» **Exercise objective**:
Transcribe precisely those lines of the listing that fall between the line containing "Type out the text in this image." and the last line, inclusive of both.

» **Records provided**:
☆ ☆ ☆ ☆ ☆
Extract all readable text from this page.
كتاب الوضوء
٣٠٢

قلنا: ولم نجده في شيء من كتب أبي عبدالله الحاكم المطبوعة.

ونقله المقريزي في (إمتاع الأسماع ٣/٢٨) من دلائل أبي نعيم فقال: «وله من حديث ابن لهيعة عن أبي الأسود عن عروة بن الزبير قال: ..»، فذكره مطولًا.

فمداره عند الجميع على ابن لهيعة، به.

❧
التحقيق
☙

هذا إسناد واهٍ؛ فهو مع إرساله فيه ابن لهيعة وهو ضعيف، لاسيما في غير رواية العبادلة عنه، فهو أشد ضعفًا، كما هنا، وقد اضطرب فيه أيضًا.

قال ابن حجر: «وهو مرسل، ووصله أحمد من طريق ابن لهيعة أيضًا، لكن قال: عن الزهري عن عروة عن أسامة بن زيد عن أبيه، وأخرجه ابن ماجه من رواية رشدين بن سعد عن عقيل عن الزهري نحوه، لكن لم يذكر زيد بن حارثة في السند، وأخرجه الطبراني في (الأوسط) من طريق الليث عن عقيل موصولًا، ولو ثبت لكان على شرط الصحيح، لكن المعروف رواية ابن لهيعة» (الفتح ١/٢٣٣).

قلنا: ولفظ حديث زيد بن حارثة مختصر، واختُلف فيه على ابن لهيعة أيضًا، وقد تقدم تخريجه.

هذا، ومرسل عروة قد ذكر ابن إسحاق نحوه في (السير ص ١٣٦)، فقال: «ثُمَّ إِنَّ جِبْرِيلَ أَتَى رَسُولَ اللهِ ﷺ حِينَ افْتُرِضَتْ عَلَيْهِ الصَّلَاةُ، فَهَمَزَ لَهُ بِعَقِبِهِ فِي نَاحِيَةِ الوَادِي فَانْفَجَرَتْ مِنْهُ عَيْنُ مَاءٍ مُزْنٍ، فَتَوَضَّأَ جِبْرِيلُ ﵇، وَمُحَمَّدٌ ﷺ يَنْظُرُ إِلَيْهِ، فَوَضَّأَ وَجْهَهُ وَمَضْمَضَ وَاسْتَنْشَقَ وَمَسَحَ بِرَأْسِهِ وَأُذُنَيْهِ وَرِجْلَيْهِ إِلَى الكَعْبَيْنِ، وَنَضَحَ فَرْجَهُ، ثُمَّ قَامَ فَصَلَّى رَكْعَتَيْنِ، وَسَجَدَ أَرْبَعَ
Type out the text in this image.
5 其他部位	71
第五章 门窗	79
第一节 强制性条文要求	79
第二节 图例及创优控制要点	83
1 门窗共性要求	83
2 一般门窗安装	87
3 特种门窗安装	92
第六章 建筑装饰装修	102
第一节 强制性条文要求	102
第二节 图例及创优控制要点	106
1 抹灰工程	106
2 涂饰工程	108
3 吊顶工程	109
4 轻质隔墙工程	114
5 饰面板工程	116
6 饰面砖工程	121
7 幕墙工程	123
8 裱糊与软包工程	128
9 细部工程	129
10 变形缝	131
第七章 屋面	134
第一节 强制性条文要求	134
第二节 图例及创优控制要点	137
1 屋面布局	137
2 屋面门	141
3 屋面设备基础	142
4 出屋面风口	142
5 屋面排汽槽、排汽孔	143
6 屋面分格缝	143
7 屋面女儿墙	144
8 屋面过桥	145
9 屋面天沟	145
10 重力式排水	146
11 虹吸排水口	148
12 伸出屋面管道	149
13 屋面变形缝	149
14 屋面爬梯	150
☆ ☆ ☆ ☆ ☆
» **Exercise solution**:
Type out the text in this image.
5 其他部位	71
第五章 门窗	79
第一节 强制性条文要求	79
第二节 图例及创优控制要点	83
1 门窗共性要求	83
2 一般门窗安装	87
3 特种门窗安装	92
第六章 建筑装饰装修	102
第一节 强制性条文要求	102
第二节 图例及创优控制要点	106
1 抹灰工程	106
2 涂饰工程	108
3 吊顶工程	109
4 轻质隔墙工程	114
5 饰面板工程	116
6 饰面砖工程	121
7 幕墙工程	123
8 裱糊与软包工程	128
9 细部工程	129
10 变形缝	131
第七章 屋面	134
第一节 强制性条文要求	134
第二节 图例及创优控制要点	137
1 屋面布局	137
2 屋面门	141
3 屋面设备基础	142
4 出屋面风口	142
5 屋面排汽槽、排汽孔	143
6 屋面分格缝	143
7 屋面女儿墙	144
8 屋面过桥	145
9 屋面天沟	145
10 重力式排水	146
11 虹吸排水口	148
12 伸出屋面管道	149
13 屋面变形缝	149
14 屋面爬梯	150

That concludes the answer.